* DIRECTION *
Please print the lines of the records below without any changes, starting with the first line and going on through the line that contains "percent-label: 35% xyxy=(464,489,504,511)".

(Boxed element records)
%%

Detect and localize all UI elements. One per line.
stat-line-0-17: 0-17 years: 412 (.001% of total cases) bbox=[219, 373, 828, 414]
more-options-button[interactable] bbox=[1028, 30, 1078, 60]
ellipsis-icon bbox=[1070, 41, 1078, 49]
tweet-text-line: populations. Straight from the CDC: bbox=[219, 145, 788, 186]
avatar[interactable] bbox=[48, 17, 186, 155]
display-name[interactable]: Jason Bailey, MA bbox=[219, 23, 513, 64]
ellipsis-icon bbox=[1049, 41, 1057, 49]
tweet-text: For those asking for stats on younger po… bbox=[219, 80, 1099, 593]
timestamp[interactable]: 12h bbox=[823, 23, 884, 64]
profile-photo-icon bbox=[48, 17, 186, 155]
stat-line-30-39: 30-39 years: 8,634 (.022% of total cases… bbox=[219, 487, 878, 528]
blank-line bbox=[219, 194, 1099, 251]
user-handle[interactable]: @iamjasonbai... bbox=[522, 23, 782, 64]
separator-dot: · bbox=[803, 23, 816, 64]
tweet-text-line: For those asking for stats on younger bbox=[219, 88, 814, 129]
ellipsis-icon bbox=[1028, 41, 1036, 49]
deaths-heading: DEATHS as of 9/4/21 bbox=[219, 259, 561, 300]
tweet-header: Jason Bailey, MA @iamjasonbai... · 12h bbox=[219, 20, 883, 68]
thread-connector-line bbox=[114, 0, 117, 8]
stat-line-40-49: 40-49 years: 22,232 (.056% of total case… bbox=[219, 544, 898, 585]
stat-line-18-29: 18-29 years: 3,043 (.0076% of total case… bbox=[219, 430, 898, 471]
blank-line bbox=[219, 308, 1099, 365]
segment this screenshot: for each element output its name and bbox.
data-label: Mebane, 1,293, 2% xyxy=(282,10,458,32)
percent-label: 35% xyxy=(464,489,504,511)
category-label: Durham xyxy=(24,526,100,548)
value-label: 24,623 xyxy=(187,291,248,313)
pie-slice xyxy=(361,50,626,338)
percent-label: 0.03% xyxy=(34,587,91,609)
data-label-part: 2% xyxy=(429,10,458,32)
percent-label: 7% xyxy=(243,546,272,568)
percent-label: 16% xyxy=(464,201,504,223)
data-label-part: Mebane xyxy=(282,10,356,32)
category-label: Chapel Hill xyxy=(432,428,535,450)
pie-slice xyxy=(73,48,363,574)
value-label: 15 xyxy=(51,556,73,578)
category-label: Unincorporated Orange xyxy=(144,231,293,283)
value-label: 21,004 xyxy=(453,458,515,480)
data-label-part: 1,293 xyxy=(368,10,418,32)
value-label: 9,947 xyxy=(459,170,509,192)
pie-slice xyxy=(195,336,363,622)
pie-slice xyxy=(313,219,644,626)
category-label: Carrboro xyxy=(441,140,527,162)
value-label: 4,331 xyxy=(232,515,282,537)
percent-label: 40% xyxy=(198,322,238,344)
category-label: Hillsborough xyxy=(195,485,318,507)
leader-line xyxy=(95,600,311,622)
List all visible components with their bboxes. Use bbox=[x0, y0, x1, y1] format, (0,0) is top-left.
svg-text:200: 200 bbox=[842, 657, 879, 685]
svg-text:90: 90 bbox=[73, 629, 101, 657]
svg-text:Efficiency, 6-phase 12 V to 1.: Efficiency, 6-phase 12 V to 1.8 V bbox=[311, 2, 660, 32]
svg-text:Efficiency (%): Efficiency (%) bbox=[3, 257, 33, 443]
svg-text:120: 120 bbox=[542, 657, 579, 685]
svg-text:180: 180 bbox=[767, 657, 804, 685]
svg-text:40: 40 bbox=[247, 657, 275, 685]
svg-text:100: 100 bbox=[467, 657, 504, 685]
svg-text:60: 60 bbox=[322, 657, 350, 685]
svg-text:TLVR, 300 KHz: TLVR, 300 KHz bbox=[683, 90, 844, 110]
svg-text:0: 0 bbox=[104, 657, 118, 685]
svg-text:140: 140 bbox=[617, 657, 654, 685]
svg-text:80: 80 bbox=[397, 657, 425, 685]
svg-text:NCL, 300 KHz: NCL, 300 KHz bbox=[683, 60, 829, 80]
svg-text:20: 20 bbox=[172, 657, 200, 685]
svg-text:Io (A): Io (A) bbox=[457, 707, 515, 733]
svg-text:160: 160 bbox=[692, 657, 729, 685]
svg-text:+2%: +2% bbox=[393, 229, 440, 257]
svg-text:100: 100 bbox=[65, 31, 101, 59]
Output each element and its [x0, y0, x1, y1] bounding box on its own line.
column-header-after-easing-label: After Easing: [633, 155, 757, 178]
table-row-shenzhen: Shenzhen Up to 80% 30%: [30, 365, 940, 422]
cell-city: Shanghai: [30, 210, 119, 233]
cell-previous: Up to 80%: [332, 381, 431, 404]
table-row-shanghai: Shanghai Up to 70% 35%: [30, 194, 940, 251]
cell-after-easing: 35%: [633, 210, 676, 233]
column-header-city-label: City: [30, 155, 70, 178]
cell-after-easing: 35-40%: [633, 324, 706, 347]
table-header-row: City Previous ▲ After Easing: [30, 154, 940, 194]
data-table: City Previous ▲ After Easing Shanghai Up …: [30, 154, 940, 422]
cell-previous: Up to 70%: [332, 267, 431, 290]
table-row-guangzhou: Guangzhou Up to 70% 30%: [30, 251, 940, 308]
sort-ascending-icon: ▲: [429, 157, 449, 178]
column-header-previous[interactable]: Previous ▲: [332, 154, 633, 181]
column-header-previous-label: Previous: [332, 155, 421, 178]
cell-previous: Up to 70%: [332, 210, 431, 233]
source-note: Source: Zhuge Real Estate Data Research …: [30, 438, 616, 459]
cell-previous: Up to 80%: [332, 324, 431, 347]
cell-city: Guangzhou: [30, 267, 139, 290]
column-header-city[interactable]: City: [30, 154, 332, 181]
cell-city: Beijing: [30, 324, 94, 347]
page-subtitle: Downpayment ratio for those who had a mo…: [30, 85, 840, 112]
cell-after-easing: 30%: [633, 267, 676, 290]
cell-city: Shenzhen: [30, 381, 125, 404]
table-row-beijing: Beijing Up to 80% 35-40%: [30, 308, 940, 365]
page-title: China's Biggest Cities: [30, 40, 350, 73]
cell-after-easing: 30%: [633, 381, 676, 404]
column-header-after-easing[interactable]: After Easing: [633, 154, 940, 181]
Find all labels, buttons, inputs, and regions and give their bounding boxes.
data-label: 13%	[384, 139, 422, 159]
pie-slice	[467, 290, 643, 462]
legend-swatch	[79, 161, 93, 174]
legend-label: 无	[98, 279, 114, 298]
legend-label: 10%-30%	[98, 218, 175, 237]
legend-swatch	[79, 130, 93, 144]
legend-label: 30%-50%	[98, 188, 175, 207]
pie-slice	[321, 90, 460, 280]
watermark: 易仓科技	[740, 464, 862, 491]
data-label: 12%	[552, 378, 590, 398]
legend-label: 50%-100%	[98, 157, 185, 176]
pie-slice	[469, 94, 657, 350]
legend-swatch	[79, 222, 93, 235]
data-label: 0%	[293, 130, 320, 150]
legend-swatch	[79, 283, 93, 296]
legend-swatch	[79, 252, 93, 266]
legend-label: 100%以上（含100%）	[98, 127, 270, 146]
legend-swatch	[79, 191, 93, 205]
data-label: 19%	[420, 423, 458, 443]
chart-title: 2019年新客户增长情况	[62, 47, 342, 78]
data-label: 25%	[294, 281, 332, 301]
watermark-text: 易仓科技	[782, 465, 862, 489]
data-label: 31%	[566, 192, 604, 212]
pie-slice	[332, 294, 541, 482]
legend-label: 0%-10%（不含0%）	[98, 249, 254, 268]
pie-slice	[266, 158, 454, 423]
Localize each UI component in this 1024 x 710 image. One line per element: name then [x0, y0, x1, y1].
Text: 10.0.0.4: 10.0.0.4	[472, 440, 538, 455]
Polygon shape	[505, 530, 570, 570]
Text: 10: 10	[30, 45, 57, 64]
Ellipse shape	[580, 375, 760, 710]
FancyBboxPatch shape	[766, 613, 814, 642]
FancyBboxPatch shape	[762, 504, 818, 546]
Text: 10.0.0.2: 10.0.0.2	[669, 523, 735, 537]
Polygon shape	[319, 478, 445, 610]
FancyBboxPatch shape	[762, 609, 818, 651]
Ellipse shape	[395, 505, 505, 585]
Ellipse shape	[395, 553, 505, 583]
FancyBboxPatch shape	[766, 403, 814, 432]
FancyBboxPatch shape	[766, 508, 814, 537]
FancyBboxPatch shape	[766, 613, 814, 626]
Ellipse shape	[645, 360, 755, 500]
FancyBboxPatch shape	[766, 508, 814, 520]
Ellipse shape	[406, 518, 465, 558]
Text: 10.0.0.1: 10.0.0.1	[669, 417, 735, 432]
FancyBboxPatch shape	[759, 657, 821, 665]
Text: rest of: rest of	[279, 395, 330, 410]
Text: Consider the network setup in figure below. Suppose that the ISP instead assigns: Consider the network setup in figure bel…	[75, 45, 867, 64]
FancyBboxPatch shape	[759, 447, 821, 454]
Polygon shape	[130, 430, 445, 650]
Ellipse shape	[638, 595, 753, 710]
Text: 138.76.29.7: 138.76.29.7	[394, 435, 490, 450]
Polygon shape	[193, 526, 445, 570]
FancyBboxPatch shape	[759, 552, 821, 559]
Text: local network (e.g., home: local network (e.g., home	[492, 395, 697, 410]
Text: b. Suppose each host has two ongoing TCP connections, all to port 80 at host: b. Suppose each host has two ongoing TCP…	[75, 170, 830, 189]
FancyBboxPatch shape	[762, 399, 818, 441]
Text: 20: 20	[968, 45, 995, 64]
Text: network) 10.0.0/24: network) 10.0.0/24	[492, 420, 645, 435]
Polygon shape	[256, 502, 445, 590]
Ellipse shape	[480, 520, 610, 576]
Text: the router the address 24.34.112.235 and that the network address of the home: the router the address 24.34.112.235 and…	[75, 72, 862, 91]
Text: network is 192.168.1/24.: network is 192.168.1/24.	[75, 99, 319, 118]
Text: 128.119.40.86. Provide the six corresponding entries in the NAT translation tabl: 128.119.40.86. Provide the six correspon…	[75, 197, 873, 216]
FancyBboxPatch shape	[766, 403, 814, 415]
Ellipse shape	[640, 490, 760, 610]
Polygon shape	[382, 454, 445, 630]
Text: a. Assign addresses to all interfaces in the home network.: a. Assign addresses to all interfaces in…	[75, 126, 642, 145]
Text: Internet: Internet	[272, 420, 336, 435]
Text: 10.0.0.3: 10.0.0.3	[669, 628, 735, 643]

%%

* FULL SOLUTION *
Detect and localize all UI elements. One per line.
stat-line-0-17: 0-17 years: 412 (.001% of total cases) bbox=[219, 373, 828, 414]
more-options-button[interactable] bbox=[1028, 30, 1078, 60]
ellipsis-icon bbox=[1070, 41, 1078, 49]
tweet-text-line: populations. Straight from the CDC: bbox=[219, 145, 788, 186]
avatar[interactable] bbox=[48, 17, 186, 155]
display-name[interactable]: Jason Bailey, MA bbox=[219, 23, 513, 64]
ellipsis-icon bbox=[1049, 41, 1057, 49]
tweet-text: For those asking for stats on younger po… bbox=[219, 80, 1099, 593]
timestamp[interactable]: 12h bbox=[823, 23, 884, 64]
profile-photo-icon bbox=[48, 17, 186, 155]
stat-line-30-39: 30-39 years: 8,634 (.022% of total cases… bbox=[219, 487, 878, 528]
blank-line bbox=[219, 194, 1099, 251]
user-handle[interactable]: @iamjasonbai... bbox=[522, 23, 782, 64]
separator-dot: · bbox=[803, 23, 816, 64]
tweet-text-line: For those asking for stats on younger bbox=[219, 88, 814, 129]
ellipsis-icon bbox=[1028, 41, 1036, 49]
deaths-heading: DEATHS as of 9/4/21 bbox=[219, 259, 561, 300]
tweet-header: Jason Bailey, MA @iamjasonbai... · 12h bbox=[219, 20, 883, 68]
thread-connector-line bbox=[114, 0, 117, 8]
stat-line-40-49: 40-49 years: 22,232 (.056% of total case… bbox=[219, 544, 898, 585]
stat-line-18-29: 18-29 years: 3,043 (.0076% of total case… bbox=[219, 430, 898, 471]
blank-line bbox=[219, 308, 1099, 365]
segment this screenshot: for each element output its name and bbox.
data-label: Mebane, 1,293, 2% xyxy=(282,10,458,32)
percent-label: 35% xyxy=(464,489,504,511)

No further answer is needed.